**Dataset entries**
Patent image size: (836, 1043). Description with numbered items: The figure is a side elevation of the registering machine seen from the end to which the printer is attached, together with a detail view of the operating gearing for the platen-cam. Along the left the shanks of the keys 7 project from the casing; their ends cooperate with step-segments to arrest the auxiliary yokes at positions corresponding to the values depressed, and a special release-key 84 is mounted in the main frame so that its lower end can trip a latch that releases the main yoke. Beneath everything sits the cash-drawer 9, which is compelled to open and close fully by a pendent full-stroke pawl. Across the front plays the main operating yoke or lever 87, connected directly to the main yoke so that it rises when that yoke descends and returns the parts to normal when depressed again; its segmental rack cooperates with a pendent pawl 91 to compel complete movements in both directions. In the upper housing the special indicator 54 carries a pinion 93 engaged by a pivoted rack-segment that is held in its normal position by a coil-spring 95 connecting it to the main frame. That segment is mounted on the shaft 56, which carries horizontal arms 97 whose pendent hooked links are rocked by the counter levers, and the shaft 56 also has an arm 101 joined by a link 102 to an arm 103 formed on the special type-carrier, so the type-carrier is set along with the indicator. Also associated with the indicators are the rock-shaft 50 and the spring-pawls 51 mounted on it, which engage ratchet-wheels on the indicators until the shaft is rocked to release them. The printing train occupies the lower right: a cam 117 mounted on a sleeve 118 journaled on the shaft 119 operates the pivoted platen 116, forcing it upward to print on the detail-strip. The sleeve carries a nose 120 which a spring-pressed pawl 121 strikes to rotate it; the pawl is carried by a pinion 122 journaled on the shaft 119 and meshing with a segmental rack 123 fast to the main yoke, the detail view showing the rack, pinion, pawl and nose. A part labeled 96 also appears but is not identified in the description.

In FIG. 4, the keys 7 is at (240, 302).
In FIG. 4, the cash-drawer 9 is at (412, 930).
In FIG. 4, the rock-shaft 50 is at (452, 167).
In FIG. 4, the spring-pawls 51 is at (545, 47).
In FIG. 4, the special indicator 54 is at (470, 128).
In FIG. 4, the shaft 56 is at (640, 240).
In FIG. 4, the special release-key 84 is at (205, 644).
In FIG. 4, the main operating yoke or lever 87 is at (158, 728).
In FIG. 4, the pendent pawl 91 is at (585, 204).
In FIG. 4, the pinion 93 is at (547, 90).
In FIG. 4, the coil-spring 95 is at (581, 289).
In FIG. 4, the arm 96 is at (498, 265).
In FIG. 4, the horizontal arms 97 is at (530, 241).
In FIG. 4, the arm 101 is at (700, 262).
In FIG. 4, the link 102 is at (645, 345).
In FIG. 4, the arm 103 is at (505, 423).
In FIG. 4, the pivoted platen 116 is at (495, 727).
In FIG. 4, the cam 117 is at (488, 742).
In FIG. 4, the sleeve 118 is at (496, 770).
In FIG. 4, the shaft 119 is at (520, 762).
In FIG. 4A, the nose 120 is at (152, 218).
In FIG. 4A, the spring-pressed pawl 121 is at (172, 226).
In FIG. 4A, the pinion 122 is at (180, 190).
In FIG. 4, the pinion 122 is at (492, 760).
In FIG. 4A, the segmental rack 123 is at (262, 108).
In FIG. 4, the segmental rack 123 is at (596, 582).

**Stated exercise**
Rewrite the data from its beginning down to and including the line that contains "In FIG. 4, the rock-shaft", putting "recording machine" in place of "registering machine" and keeping everything else the same.

**Exercise solution**
Patent image size: (836, 1043). Description with numbered items: The figure is a side elevation of the recording machine seen from the end to which the printer is attached, together with a detail view of the operating gearing for the platen-cam. Along the left the shanks of the keys 7 project from the casing; their ends cooperate with step-segments to arrest the auxiliary yokes at positions corresponding to the values depressed, and a special release-key 84 is mounted in the main frame so that its lower end can trip a latch that releases the main yoke. Beneath everything sits the cash-drawer 9, which is compelled to open and close fully by a pendent full-stroke pawl. Across the front plays the main operating yoke or lever 87, connected directly to the main yoke so that it rises when that yoke descends and returns the parts to normal when depressed again; its segmental rack cooperates with a pendent pawl 91 to compel complete movements in both directions. In the upper housing the special indicator 54 carries a pinion 93 engaged by a pivoted rack-segment that is held in its normal position by a coil-spring 95 connecting it to the main frame. That segment is mounted on the shaft 56, which carries horizontal arms 97 whose pendent hooked links are rocked by the counter levers, and the shaft 56 also has an arm 101 joined by a link 102 to an arm 103 formed on the special type-carrier, so the type-carrier is set along with the indicator. Also associated with the indicators are the rock-shaft 50 and the spring-pawls 51 mounted on it, which engage ratchet-wheels on the indicators until the shaft is rocked to release them. The printing train occupies the lower right: a cam 117 mounted on a sleeve 118 journaled on the shaft 119 operates the pivoted platen 116, forcing it upward to print on the detail-strip. The sleeve carries a nose 120 which a spring-pressed pawl 121 strikes to rotate it; the pawl is carried by a pinion 122 journaled on the shaft 119 and meshing with a segmental rack 123 fast to the main yoke, the detail view showing the rack, pinion, pawl and nose. A part labeled 96 also appears but is not identified in the description.

In FIG. 4, the keys 7 is at (240, 302).
In FIG. 4, the cash-drawer 9 is at (412, 930).
In FIG. 4, the rock-shaft 50 is at (452, 167).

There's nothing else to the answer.